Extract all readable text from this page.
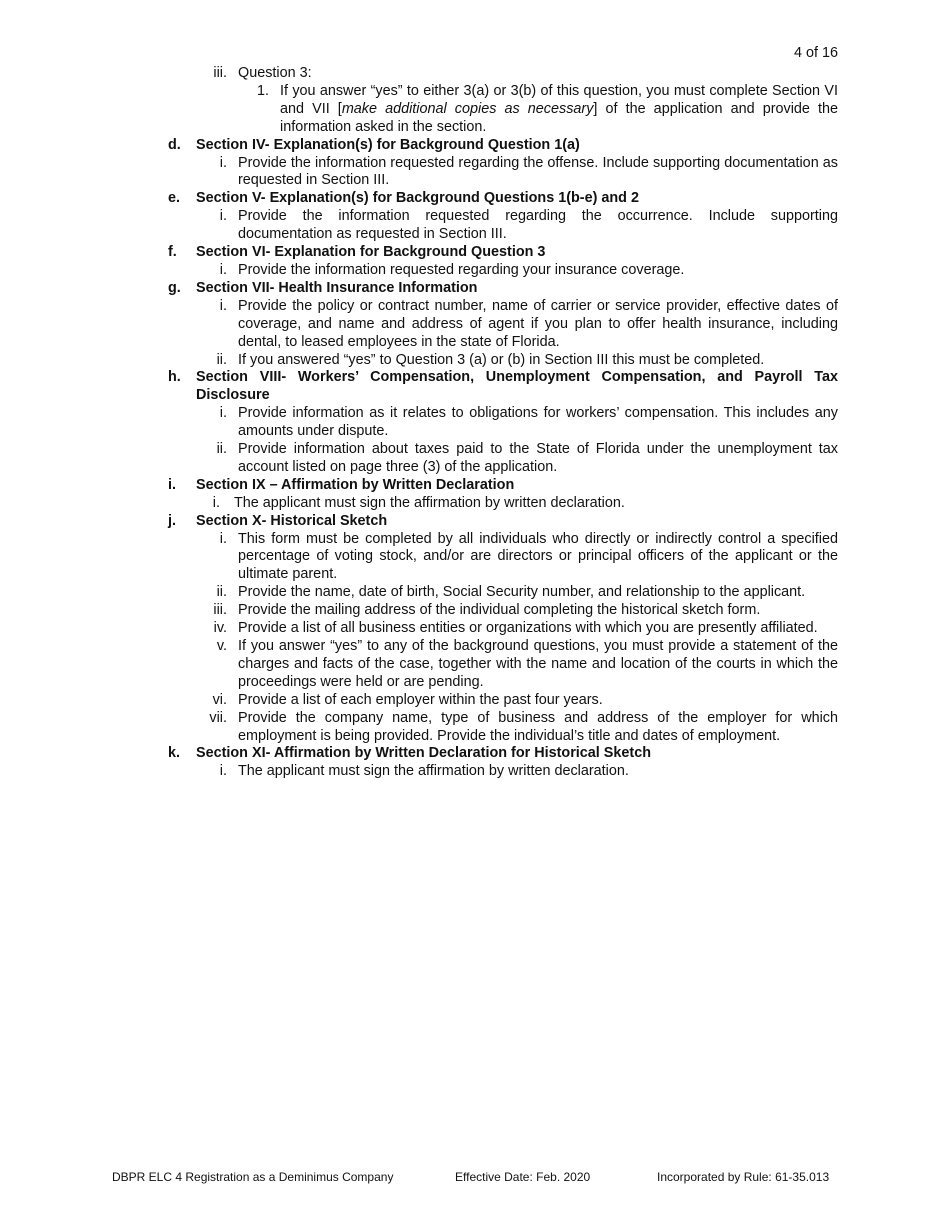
4 of 16
iii. Question 3:
1. If you answer “yes” to either 3(a) or 3(b) of this question, you must complete Section VI and VII [make additional copies as necessary] of the application and provide the information asked in the section.
d. Section IV- Explanation(s) for Background Question 1(a)
i. Provide the information requested regarding the offense. Include supporting documentation as requested in Section III.
e. Section V- Explanation(s) for Background Questions 1(b-e) and 2
i. Provide the information requested regarding the occurrence. Include supporting documentation as requested in Section III.
f. Section VI- Explanation for Background Question 3
i. Provide the information requested regarding your insurance coverage.
g. Section VII- Health Insurance Information
i. Provide the policy or contract number, name of carrier or service provider, effective dates of coverage, and name and address of agent if you plan to offer health insurance, including dental, to leased employees in the state of Florida.
ii. If you answered “yes” to Question 3 (a) or (b) in Section III this must be completed.
h. Section VIII- Workers’ Compensation, Unemployment Compensation, and Payroll Tax Disclosure
i. Provide information as it relates to obligations for workers’ compensation. This includes any amounts under dispute.
ii. Provide information about taxes paid to the State of Florida under the unemployment tax account listed on page three (3) of the application.
i. Section IX – Affirmation by Written Declaration
i. The applicant must sign the affirmation by written declaration.
j. Section X- Historical Sketch
i. This form must be completed by all individuals who directly or indirectly control a specified percentage of voting stock, and/or are directors or principal officers of the applicant or the ultimate parent.
ii. Provide the name, date of birth, Social Security number, and relationship to the applicant.
iii. Provide the mailing address of the individual completing the historical sketch form.
iv. Provide a list of all business entities or organizations with which you are presently affiliated.
v. If you answer “yes” to any of the background questions, you must provide a statement of the charges and facts of the case, together with the name and location of the courts in which the proceedings were held or are pending.
vi. Provide a list of each employer within the past four years.
vii. Provide the company name, type of business and address of the employer for which employment is being provided. Provide the individual’s title and dates of employment.
k. Section XI- Affirmation by Written Declaration for Historical Sketch
i. The applicant must sign the affirmation by written declaration.
DBPR ELC 4 Registration as a Deminimus Company	Effective Date: Feb. 2020	Incorporated by Rule: 61-35.013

> [STATED PROBLEM] Check each line of the listing above for the string "employer", then report only how many lines have it.

> [ANSWER TO THIS TASK] 2